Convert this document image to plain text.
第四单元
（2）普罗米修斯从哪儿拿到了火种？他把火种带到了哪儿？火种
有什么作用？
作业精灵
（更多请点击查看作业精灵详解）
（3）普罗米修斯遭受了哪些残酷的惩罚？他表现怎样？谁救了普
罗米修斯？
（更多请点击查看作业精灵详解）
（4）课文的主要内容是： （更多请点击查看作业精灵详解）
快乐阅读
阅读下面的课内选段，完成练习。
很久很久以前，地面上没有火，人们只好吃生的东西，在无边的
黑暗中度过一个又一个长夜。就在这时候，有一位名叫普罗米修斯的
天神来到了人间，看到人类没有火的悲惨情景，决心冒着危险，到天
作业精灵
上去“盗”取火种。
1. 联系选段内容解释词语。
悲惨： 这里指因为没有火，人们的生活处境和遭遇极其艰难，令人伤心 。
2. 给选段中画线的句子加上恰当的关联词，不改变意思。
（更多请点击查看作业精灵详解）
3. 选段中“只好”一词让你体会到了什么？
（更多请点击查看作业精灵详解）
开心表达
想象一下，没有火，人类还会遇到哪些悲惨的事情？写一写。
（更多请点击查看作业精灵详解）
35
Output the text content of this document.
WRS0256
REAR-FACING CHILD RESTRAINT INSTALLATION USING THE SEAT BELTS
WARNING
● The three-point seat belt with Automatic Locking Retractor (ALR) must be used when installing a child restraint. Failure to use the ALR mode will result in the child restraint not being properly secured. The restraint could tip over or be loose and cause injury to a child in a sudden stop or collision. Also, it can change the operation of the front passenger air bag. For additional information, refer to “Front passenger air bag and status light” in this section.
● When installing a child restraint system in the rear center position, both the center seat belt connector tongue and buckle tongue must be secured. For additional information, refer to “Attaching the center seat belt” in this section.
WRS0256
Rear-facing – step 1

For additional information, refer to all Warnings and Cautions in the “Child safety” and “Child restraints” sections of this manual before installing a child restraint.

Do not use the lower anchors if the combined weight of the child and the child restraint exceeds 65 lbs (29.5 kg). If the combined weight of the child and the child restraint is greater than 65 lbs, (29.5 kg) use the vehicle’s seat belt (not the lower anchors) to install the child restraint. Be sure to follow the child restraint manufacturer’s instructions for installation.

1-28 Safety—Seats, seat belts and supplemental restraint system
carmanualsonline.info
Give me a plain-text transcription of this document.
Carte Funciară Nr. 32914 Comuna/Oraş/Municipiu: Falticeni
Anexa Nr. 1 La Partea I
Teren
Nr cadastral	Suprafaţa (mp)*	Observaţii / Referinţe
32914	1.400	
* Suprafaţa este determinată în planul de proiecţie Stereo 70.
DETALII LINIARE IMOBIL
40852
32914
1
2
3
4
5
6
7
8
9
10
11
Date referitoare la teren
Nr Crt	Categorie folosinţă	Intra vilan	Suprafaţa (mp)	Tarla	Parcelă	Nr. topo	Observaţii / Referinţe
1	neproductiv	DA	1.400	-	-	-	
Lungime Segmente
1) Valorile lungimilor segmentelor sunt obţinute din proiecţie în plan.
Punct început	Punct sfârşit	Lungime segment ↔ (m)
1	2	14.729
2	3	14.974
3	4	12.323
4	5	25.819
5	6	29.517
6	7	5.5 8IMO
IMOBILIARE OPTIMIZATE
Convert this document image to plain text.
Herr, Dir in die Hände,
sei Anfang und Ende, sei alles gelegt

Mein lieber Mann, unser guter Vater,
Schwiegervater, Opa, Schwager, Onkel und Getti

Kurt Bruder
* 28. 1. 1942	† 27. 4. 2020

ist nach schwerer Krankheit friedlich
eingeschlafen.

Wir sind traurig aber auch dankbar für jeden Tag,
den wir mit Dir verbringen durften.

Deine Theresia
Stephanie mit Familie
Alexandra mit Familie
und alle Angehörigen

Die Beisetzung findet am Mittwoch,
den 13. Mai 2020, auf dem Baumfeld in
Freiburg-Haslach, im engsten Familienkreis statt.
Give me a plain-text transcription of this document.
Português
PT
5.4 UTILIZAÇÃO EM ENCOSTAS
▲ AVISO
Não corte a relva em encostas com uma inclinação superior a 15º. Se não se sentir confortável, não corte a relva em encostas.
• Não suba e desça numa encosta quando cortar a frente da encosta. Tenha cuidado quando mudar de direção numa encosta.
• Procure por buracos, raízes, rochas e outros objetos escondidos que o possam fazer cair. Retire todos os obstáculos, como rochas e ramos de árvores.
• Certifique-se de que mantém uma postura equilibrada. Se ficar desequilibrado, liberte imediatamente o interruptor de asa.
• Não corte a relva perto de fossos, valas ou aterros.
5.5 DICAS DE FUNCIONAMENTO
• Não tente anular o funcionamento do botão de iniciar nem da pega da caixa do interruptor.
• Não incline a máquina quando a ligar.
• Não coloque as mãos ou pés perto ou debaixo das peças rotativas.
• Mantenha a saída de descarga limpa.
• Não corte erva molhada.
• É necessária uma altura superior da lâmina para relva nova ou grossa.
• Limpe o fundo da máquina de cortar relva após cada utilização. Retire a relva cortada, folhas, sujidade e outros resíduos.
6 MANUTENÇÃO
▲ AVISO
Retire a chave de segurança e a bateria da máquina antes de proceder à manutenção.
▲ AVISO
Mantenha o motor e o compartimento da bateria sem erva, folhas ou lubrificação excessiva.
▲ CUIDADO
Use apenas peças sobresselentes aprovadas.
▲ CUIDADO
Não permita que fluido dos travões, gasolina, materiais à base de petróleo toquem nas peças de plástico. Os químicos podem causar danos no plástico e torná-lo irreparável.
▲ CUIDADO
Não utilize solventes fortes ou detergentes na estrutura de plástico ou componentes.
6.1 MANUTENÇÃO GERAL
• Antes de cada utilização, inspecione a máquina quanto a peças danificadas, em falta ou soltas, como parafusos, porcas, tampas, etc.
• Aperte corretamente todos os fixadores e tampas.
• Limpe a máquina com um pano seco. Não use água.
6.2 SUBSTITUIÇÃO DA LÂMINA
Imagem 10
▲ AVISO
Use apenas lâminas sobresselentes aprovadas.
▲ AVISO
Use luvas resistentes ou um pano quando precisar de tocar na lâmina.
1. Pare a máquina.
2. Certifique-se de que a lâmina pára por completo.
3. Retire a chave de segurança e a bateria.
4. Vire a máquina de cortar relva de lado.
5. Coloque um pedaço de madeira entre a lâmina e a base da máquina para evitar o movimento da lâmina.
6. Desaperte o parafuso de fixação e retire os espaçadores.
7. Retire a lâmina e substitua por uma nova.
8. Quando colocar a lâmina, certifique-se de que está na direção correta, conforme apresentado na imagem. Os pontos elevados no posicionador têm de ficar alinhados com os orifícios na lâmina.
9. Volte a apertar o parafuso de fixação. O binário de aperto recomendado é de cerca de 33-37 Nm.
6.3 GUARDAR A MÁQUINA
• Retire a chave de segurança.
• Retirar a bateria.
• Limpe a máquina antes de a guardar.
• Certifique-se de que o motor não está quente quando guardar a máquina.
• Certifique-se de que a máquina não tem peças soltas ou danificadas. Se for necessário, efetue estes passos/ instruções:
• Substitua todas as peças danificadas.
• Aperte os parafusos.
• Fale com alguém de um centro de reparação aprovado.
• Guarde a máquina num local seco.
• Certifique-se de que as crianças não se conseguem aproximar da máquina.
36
----------------
Copy out each record exactly as given, omitting none.

Convert this document image to plain text.
第四单元
（2）普罗米修斯从哪儿拿到了火种？他把火种带到了哪儿？火种
有什么作用？
作业精灵
（更多请点击查看作业精灵详解）
（3）普罗米修斯遭受了哪些残酷的惩罚？他表现怎样？谁救了普
罗米修斯？
（更多请点击查看作业精灵详解）
（4）课文的主要内容是： （更多请点击查看作业精灵详解）
快乐阅读
阅读下面的课内选段，完成练习。
很久很久以前，地面上没有火，人们只好吃生的东西，在无边的
黑暗中度过一个又一个长夜。就在这时候，有一位名叫普罗米修斯的
天神来到了人间，看到人类没有火的悲惨情景，决心冒着危险，到天
作业精灵
上去“盗”取火种。
1. 联系选段内容解释词语。
悲惨： 这里指因为没有火，人们的生活处境和遭遇极其艰难，令人伤心 。
2. 给选段中画线的句子加上恰当的关联词，不改变意思。
（更多请点击查看作业精灵详解）
3. 选段中“只好”一词让你体会到了什么？
（更多请点击查看作业精灵详解）
开心表达
想象一下，没有火，人类还会遇到哪些悲惨的事情？写一写。
（更多请点击查看作业精灵详解）
35
Output the text content of this document.
WRS0256
REAR-FACING CHILD RESTRAINT INSTALLATION USING THE SEAT BELTS
WARNING
● The three-point seat belt with Automatic Locking Retractor (ALR) must be used when installing a child restraint. Failure to use the ALR mode will result in the child restraint not being properly secured. The restraint could tip over or be loose and cause injury to a child in a sudden stop or collision. Also, it can change the operation of the front passenger air bag. For additional information, refer to “Front passenger air bag and status light” in this section.
● When installing a child restraint system in the rear center position, both the center seat belt connector tongue and buckle tongue must be secured. For additional information, refer to “Attaching the center seat belt” in this section.
WRS0256
Rear-facing – step 1

For additional information, refer to all Warnings and Cautions in the “Child safety” and “Child restraints” sections of this manual before installing a child restraint.

Do not use the lower anchors if the combined weight of the child and the child restraint exceeds 65 lbs (29.5 kg). If the combined weight of the child and the child restraint is greater than 65 lbs, (29.5 kg) use the vehicle’s seat belt (not the lower anchors) to install the child restraint. Be sure to follow the child restraint manufacturer’s instructions for installation.

1-28 Safety—Seats, seat belts and supplemental restraint system
carmanualsonline.info
Give me a plain-text transcription of this document.
Carte Funciară Nr. 32914 Comuna/Oraş/Municipiu: Falticeni
Anexa Nr. 1 La Partea I
Teren
Nr cadastral	Suprafaţa (mp)*	Observaţii / Referinţe
32914	1.400	
* Suprafaţa este determinată în planul de proiecţie Stereo 70.
DETALII LINIARE IMOBIL
40852
32914
1
2
3
4
5
6
7
8
9
10
11
Date referitoare la teren
Nr Crt	Categorie folosinţă	Intra vilan	Suprafaţa (mp)	Tarla	Parcelă	Nr. topo	Observaţii / Referinţe
1	neproductiv	DA	1.400	-	-	-	
Lungime Segmente
1) Valorile lungimilor segmentelor sunt obţinute din proiecţie în plan.
Punct început	Punct sfârşit	Lungime segment ↔ (m)
1	2	14.729
2	3	14.974
3	4	12.323
4	5	25.819
5	6	29.517
6	7	5.5 8IMO
IMOBILIARE OPTIMIZATE
Convert this document image to plain text.
Herr, Dir in die Hände,
sei Anfang und Ende, sei alles gelegt

Mein lieber Mann, unser guter Vater,
Schwiegervater, Opa, Schwager, Onkel und Getti

Kurt Bruder
* 28. 1. 1942	† 27. 4. 2020

ist nach schwerer Krankheit friedlich
eingeschlafen.

Wir sind traurig aber auch dankbar für jeden Tag,
den wir mit Dir verbringen durften.

Deine Theresia
Stephanie mit Familie
Alexandra mit Familie
und alle Angehörigen

Die Beisetzung findet am Mittwoch,
den 13. Mai 2020, auf dem Baumfeld in
Freiburg-Haslach, im engsten Familienkreis statt.
Give me a plain-text transcription of this document.
Português
PT
5.4 UTILIZAÇÃO EM ENCOSTAS
▲ AVISO
Não corte a relva em encostas com uma inclinação superior a 15º. Se não se sentir confortável, não corte a relva em encostas.
• Não suba e desça numa encosta quando cortar a frente da encosta. Tenha cuidado quando mudar de direção numa encosta.
• Procure por buracos, raízes, rochas e outros objetos escondidos que o possam fazer cair. Retire todos os obstáculos, como rochas e ramos de árvores.
• Certifique-se de que mantém uma postura equilibrada. Se ficar desequilibrado, liberte imediatamente o interruptor de asa.
• Não corte a relva perto de fossos, valas ou aterros.
5.5 DICAS DE FUNCIONAMENTO
• Não tente anular o funcionamento do botão de iniciar nem da pega da caixa do interruptor.
• Não incline a máquina quando a ligar.
• Não coloque as mãos ou pés perto ou debaixo das peças rotativas.
• Mantenha a saída de descarga limpa.
• Não corte erva molhada.
• É necessária uma altura superior da lâmina para relva nova ou grossa.
• Limpe o fundo da máquina de cortar relva após cada utilização. Retire a relva cortada, folhas, sujidade e outros resíduos.
6 MANUTENÇÃO
▲ AVISO
Retire a chave de segurança e a bateria da máquina antes de proceder à manutenção.
▲ AVISO
Mantenha o motor e o compartimento da bateria sem erva, folhas ou lubrificação excessiva.
▲ CUIDADO
Use apenas peças sobresselentes aprovadas.
▲ CUIDADO
Não permita que fluido dos travões, gasolina, materiais à base de petróleo toquem nas peças de plástico. Os químicos podem causar danos no plástico e torná-lo irreparável.
▲ CUIDADO
Não utilize solventes fortes ou detergentes na estrutura de plástico ou componentes.
6.1 MANUTENÇÃO GERAL
• Antes de cada utilização, inspecione a máquina quanto a peças danificadas, em falta ou soltas, como parafusos, porcas, tampas, etc.
• Aperte corretamente todos os fixadores e tampas.
• Limpe a máquina com um pano seco. Não use água.
6.2 SUBSTITUIÇÃO DA LÂMINA
Imagem 10
▲ AVISO
Use apenas lâminas sobresselentes aprovadas.
▲ AVISO
Use luvas resistentes ou um pano quando precisar de tocar na lâmina.
1. Pare a máquina.
2. Certifique-se de que a lâmina pára por completo.
3. Retire a chave de segurança e a bateria.
4. Vire a máquina de cortar relva de lado.
5. Coloque um pedaço de madeira entre a lâmina e a base da máquina para evitar o movimento da lâmina.
6. Desaperte o parafuso de fixação e retire os espaçadores.
7. Retire a lâmina e substitua por uma nova.
8. Quando colocar a lâmina, certifique-se de que está na direção correta, conforme apresentado na imagem. Os pontos elevados no posicionador têm de ficar alinhados com os orifícios na lâmina.
9. Volte a apertar o parafuso de fixação. O binário de aperto recomendado é de cerca de 33-37 Nm.
6.3 GUARDAR A MÁQUINA
• Retire a chave de segurança.
• Retirar a bateria.
• Limpe a máquina antes de a guardar.
• Certifique-se de que o motor não está quente quando guardar a máquina.
• Certifique-se de que a máquina não tem peças soltas ou danificadas. Se for necessário, efetue estes passos/ instruções:
• Substitua todas as peças danificadas.
• Aperte os parafusos.
• Fale com alguém de um centro de reparação aprovado.
• Guarde a máquina num local seco.
• Certifique-se de que as crianças não se conseguem aproximar da máquina.
36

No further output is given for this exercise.